### Exercise instructions
A verbatim reproduction of every entry is the expected answer.

====================

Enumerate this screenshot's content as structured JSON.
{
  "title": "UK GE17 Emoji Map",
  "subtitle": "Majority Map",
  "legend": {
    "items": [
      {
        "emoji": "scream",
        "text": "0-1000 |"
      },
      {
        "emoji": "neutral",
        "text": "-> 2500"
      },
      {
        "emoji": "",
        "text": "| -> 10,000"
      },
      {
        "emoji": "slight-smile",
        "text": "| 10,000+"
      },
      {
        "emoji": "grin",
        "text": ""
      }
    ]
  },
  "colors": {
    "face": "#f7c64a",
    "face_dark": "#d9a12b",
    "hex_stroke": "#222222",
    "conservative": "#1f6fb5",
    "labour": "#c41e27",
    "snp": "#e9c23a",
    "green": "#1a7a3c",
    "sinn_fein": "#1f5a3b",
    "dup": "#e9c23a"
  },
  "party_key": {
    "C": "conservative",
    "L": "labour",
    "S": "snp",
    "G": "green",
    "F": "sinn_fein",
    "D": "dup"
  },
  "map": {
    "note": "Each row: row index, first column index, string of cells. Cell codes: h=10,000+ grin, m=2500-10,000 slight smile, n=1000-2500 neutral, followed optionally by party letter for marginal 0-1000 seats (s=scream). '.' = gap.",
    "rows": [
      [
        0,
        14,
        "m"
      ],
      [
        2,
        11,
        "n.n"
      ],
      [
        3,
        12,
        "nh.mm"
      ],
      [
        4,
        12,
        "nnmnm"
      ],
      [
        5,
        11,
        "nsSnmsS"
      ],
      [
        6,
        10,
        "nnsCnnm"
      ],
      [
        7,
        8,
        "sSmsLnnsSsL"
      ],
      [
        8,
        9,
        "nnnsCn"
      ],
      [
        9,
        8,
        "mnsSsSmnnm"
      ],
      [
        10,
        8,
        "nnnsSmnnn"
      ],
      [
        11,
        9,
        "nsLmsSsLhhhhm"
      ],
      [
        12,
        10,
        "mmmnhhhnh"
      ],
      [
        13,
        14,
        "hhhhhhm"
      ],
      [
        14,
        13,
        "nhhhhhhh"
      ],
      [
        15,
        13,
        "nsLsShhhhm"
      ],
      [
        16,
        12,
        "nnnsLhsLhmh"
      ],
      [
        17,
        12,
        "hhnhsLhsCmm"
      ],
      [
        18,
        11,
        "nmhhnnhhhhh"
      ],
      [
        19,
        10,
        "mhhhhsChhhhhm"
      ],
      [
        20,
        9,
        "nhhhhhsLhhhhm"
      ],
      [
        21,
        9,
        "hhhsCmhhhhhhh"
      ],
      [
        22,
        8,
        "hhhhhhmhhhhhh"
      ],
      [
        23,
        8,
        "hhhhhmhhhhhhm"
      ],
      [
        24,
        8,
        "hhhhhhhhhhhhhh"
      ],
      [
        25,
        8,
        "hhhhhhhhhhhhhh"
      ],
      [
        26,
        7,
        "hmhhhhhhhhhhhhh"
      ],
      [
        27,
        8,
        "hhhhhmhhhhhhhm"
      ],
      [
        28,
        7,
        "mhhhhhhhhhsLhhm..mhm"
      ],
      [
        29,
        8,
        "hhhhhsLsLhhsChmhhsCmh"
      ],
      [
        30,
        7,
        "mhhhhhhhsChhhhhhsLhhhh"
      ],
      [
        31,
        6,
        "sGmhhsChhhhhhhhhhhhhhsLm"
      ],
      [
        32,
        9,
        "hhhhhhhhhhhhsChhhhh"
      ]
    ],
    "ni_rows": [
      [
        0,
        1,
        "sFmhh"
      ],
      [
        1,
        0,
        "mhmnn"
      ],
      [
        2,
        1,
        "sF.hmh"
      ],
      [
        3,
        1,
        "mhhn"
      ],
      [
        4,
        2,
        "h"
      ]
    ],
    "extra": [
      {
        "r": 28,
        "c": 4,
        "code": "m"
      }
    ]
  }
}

====================

### Written answer
Enumerate this screenshot's content as structured JSON.
{
  "title": "UK GE17 Emoji Map",
  "subtitle": "Majority Map",
  "legend": {
    "items": [
      {
        "emoji": "scream",
        "text": "0-1000 |"
      },
      {
        "emoji": "neutral",
        "text": "-> 2500"
      },
      {
        "emoji": "",
        "text": "| -> 10,000"
      },
      {
        "emoji": "slight-smile",
        "text": "| 10,000+"
      },
      {
        "emoji": "grin",
        "text": ""
      }
    ]
  },
  "colors": {
    "face": "#f7c64a",
    "face_dark": "#d9a12b",
    "hex_stroke": "#222222",
    "conservative": "#1f6fb5",
    "labour": "#c41e27",
    "snp": "#e9c23a",
    "green": "#1a7a3c",
    "sinn_fein": "#1f5a3b",
    "dup": "#e9c23a"
  },
  "party_key": {
    "C": "conservative",
    "L": "labour",
    "S": "snp",
    "G": "green",
    "F": "sinn_fein",
    "D": "dup"
  },
  "map": {
    "note": "Each row: row index, first column index, string of cells. Cell codes: h=10,000+ grin, m=2500-10,000 slight smile, n=1000-2500 neutral, followed optionally by party letter for marginal 0-1000 seats (s=scream). '.' = gap.",
    "rows": [
      [
        0,
        14,
        "m"
      ],
      [
        2,
        11,
        "n.n"
      ],
      [
        3,
        12,
        "nh.mm"
      ],
      [
        4,
        12,
        "nnmnm"
      ],
      [
        5,
        11,
        "nsSnmsS"
      ],
      [
        6,
        10,
        "nnsCnnm"
      ],
      [
        7,
        8,
        "sSmsLnnsSsL"
      ],
      [
        8,
        9,
        "nnnsCn"
      ],
      [
        9,
        8,
        "mnsSsSmnnm"
      ],
      [
        10,
        8,
        "nnnsSmnnn"
      ],
      [
        11,
        9,
        "nsLmsSsLhhhhm"
      ],
      [
        12,
        10,
        "mmmnhhhnh"
      ],
      [
        13,
        14,
        "hhhhhhm"
      ],
      [
        14,
        13,
        "nhhhhhhh"
      ],
      [
        15,
        13,
        "nsLsShhhhm"
      ],
      [
        16,
        12,
        "nnnsLhsLhmh"
      ],
      [
        17,
        12,
        "hhnhsLhsCmm"
      ],
      [
        18,
        11,
        "nmhhnnhhhhh"
      ],
      [
        19,
        10,
        "mhhhhsChhhhhm"
      ],
      [
        20,
        9,
        "nhhhhhsLhhhhm"
      ],
      [
        21,
        9,
        "hhhsCmhhhhhhh"
      ],
      [
        22,
        8,
        "hhhhhhmhhhhhh"
      ],
      [
        23,
        8,
        "hhhhhmhhhhhhm"
      ],
      [
        24,
        8,
        "hhhhhhhhhhhhhh"
      ],
      [
        25,
        8,
        "hhhhhhhhhhhhhh"
      ],
      [
        26,
        7,
        "hmhhhhhhhhhhhhh"
      ],
      [
        27,
        8,
        "hhhhhmhhhhhhhm"
      ],
      [
        28,
        7,
        "mhhhhhhhhhsLhhm..mhm"
      ],
      [
        29,
        8,
        "hhhhhsLsLhhsChmhhsCmh"
      ],
      [
        30,
        7,
        "mhhhhhhhsChhhhhhsLhhhh"
      ],
      [
        31,
        6,
        "sGmhhsChhhhhhhhhhhhhhsLm"
      ],
      [
        32,
        9,
        "hhhhhhhhhhhhsChhhhh"
      ]
    ],
    "ni_rows": [
      [
        0,
        1,
        "sFmhh"
      ],
      [
        1,
        0,
        "mhmnn"
      ],
      [
        2,
        1,
        "sF.hmh"
      ],
      [
        3,
        1,
        "mhhn"
      ],
      [
        4,
        2,
        "h"
      ]
    ],
    "extra": [
      {
        "r": 28,
        "c": 4,
        "code": "m"
      }
    ]
  }
}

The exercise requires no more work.